## Recorded data

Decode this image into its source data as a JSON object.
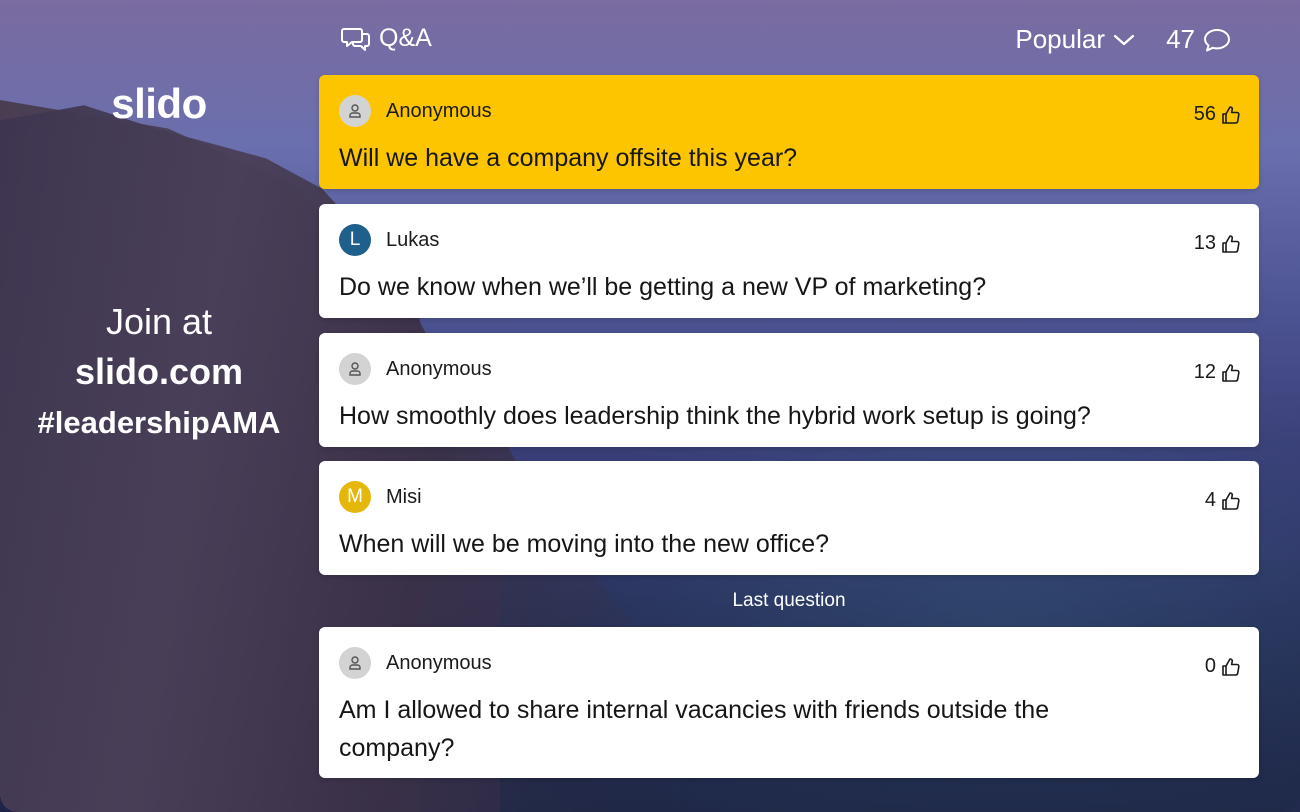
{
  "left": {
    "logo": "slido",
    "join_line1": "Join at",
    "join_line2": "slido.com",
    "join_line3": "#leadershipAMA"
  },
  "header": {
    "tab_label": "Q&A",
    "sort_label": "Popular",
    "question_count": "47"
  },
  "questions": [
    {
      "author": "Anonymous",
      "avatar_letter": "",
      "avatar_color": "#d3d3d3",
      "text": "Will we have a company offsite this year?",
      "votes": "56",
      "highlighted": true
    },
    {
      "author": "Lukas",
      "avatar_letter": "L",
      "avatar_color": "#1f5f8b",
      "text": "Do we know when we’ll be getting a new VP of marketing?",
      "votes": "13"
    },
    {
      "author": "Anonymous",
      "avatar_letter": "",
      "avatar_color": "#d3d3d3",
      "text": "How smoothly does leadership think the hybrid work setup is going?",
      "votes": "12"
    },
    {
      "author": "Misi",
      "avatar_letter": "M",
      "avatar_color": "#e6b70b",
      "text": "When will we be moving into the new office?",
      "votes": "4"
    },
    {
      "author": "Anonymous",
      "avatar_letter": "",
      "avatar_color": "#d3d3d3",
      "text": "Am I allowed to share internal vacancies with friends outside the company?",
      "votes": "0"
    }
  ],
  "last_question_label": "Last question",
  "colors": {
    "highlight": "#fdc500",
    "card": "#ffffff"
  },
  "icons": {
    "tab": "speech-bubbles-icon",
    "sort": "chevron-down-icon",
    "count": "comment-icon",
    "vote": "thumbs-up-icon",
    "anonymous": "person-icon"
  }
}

--

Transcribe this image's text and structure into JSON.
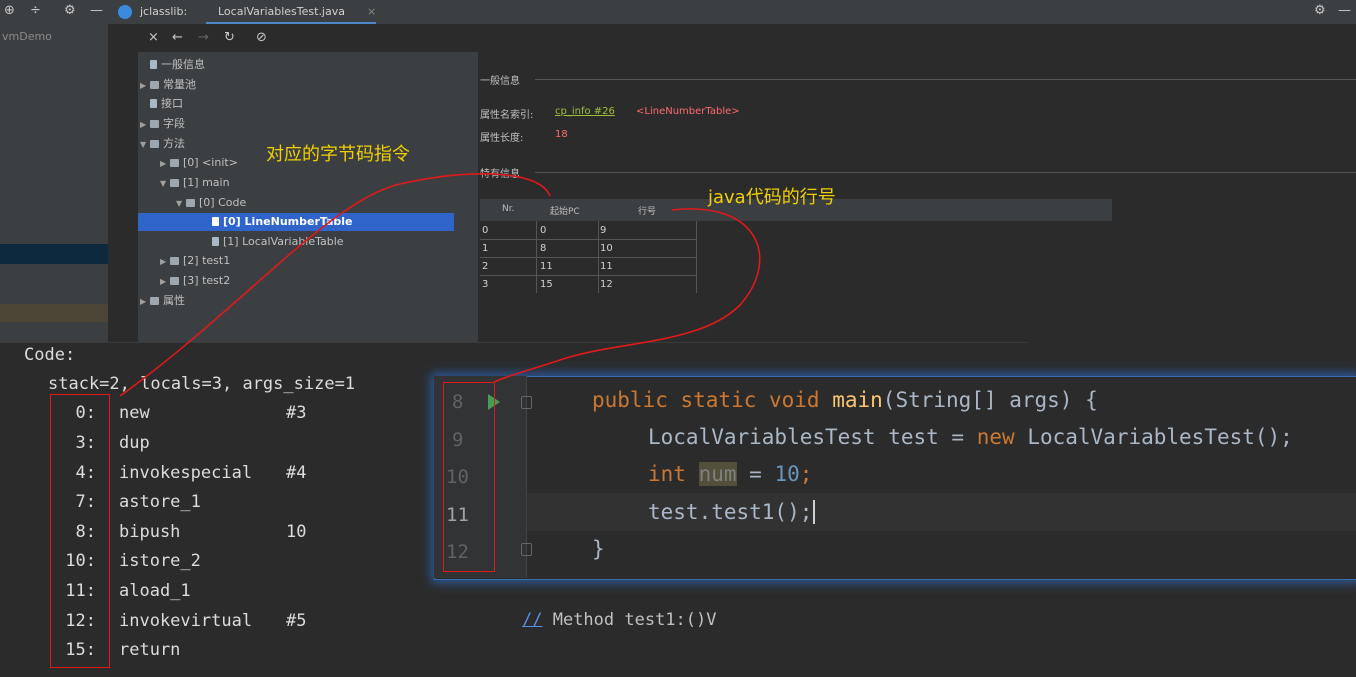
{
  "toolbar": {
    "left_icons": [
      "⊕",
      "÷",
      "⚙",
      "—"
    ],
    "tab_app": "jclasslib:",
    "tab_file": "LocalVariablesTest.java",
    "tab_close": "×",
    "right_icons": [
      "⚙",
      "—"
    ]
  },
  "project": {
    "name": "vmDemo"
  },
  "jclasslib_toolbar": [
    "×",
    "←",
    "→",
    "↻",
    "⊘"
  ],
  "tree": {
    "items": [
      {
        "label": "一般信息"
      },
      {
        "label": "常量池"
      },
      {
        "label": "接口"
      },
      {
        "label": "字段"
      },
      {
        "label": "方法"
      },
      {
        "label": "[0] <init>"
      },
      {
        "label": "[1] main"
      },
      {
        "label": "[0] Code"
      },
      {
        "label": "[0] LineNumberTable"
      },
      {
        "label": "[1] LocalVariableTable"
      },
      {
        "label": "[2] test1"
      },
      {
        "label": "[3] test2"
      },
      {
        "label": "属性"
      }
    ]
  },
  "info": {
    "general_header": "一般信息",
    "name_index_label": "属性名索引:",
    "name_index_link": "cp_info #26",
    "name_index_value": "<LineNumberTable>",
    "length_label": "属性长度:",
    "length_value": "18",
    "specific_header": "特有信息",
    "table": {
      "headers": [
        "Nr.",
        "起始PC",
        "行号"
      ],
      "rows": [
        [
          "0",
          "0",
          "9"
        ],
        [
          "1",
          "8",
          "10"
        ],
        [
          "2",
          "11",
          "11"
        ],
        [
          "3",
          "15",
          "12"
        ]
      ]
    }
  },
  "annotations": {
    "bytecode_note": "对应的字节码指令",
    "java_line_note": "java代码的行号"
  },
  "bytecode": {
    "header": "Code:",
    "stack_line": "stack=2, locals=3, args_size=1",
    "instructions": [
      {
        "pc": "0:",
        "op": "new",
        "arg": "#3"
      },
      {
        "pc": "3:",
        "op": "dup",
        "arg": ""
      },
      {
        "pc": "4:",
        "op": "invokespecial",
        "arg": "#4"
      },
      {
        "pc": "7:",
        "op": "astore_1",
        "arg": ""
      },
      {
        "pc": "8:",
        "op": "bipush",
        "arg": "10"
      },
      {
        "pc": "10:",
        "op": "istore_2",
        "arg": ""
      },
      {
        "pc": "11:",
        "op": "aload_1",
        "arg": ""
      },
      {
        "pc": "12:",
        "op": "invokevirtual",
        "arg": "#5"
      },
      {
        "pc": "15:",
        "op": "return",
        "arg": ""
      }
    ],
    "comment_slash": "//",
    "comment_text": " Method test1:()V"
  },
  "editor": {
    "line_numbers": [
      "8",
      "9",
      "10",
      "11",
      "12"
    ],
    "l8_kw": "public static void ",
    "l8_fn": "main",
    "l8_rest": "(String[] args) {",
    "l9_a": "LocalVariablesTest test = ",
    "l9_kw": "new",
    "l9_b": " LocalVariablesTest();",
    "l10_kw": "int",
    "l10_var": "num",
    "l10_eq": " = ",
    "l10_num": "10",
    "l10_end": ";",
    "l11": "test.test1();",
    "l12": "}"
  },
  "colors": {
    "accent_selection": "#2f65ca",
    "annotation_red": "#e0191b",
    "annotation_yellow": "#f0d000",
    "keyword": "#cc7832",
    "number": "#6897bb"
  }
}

--

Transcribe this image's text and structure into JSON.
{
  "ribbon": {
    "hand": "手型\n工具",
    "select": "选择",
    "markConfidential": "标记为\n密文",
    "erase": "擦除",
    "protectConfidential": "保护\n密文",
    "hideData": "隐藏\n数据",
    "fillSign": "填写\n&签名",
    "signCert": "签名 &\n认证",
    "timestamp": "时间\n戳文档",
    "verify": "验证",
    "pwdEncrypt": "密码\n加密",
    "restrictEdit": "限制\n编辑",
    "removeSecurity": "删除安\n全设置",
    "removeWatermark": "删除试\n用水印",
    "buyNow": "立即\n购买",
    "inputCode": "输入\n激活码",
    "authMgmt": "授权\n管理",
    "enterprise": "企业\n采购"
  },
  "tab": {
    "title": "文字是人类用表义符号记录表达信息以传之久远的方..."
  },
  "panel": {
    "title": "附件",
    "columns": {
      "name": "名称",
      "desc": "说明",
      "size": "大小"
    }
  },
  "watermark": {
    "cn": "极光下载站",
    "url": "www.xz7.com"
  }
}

## EXERCISE INSTRUCTIONS
Of the lines above, how many hold the string "title"? Answer with only the number.

## TASK SOLUTION
2